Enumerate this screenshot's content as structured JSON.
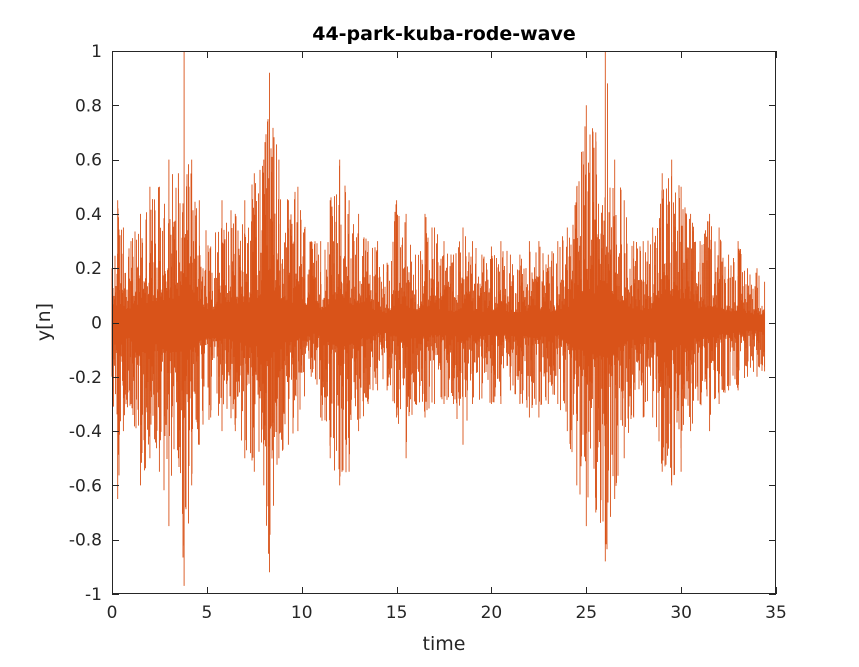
{
  "chart_data": {
    "type": "line",
    "title": "44-park-kuba-rode-wave",
    "xlabel": "time",
    "ylabel": "y[n]",
    "xlim": [
      0,
      35
    ],
    "ylim": [
      -1,
      1
    ],
    "xticks": [
      0,
      5,
      10,
      15,
      20,
      25,
      30,
      35
    ],
    "xtick_labels": [
      "0",
      "5",
      "10",
      "15",
      "20",
      "25",
      "30",
      "35"
    ],
    "yticks": [
      -1,
      -0.8,
      -0.6,
      -0.4,
      -0.2,
      0,
      0.2,
      0.4,
      0.6,
      0.8,
      1
    ],
    "ytick_labels": [
      "-1",
      "-0.8",
      "-0.6",
      "-0.4",
      "-0.2",
      "0",
      "0.2",
      "0.4",
      "0.6",
      "0.8",
      "1"
    ],
    "grid": false,
    "series": [
      {
        "color": "#D95319",
        "x_range": [
          0,
          34.4
        ],
        "envelope": {
          "t": [
            0,
            0.3,
            0.6,
            1.0,
            1.5,
            2.0,
            2.5,
            3.0,
            3.5,
            3.8,
            4.2,
            4.6,
            5.2,
            5.8,
            6.5,
            7.0,
            7.5,
            8.0,
            8.3,
            8.8,
            9.3,
            9.8,
            10.5,
            11.0,
            11.5,
            12.0,
            12.5,
            13.0,
            13.5,
            14.0,
            14.5,
            15.0,
            15.5,
            16.0,
            16.5,
            17.0,
            17.5,
            18.0,
            18.5,
            19.0,
            19.5,
            20.0,
            20.5,
            21.0,
            21.5,
            22.0,
            22.5,
            23.0,
            23.5,
            24.0,
            24.5,
            25.0,
            25.5,
            26.0,
            26.5,
            27.0,
            27.5,
            28.0,
            28.5,
            29.0,
            29.5,
            30.0,
            30.5,
            31.0,
            31.5,
            32.0,
            32.5,
            33.0,
            33.5,
            34.0,
            34.4
          ],
          "upper": [
            0.2,
            0.45,
            0.35,
            0.3,
            0.4,
            0.5,
            0.5,
            0.6,
            0.55,
            1.0,
            0.6,
            0.45,
            0.28,
            0.45,
            0.4,
            0.45,
            0.55,
            0.6,
            0.92,
            0.6,
            0.45,
            0.5,
            0.3,
            0.3,
            0.45,
            0.6,
            0.45,
            0.4,
            0.3,
            0.3,
            0.22,
            0.45,
            0.4,
            0.25,
            0.4,
            0.35,
            0.3,
            0.25,
            0.35,
            0.3,
            0.25,
            0.28,
            0.3,
            0.25,
            0.25,
            0.3,
            0.3,
            0.25,
            0.3,
            0.35,
            0.5,
            0.8,
            0.7,
            1.0,
            0.6,
            0.45,
            0.3,
            0.3,
            0.35,
            0.55,
            0.6,
            0.5,
            0.4,
            0.3,
            0.4,
            0.35,
            0.25,
            0.3,
            0.2,
            0.2,
            0.15
          ],
          "lower": [
            -0.2,
            -0.65,
            -0.4,
            -0.3,
            -0.6,
            -0.5,
            -0.55,
            -0.75,
            -0.5,
            -0.97,
            -0.6,
            -0.45,
            -0.35,
            -0.4,
            -0.4,
            -0.5,
            -0.55,
            -0.6,
            -0.92,
            -0.5,
            -0.45,
            -0.4,
            -0.2,
            -0.35,
            -0.5,
            -0.6,
            -0.55,
            -0.4,
            -0.3,
            -0.25,
            -0.25,
            -0.35,
            -0.5,
            -0.3,
            -0.35,
            -0.3,
            -0.3,
            -0.3,
            -0.45,
            -0.3,
            -0.28,
            -0.3,
            -0.3,
            -0.25,
            -0.3,
            -0.35,
            -0.35,
            -0.3,
            -0.3,
            -0.4,
            -0.6,
            -0.75,
            -0.7,
            -0.88,
            -0.65,
            -0.5,
            -0.35,
            -0.35,
            -0.35,
            -0.55,
            -0.6,
            -0.55,
            -0.4,
            -0.3,
            -0.4,
            -0.3,
            -0.25,
            -0.25,
            -0.2,
            -0.2,
            -0.18
          ]
        }
      }
    ]
  }
}
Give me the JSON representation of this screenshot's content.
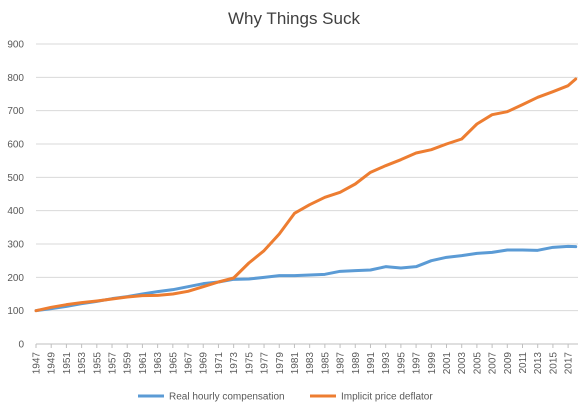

------------

What needs to be done ▸
Find the word "JSON" in the entries, and copy every line it shows up in.

The result ▸
Enumerate this screenshot's content as structured JSON.
Give me the JSON representation of this screenshot's content.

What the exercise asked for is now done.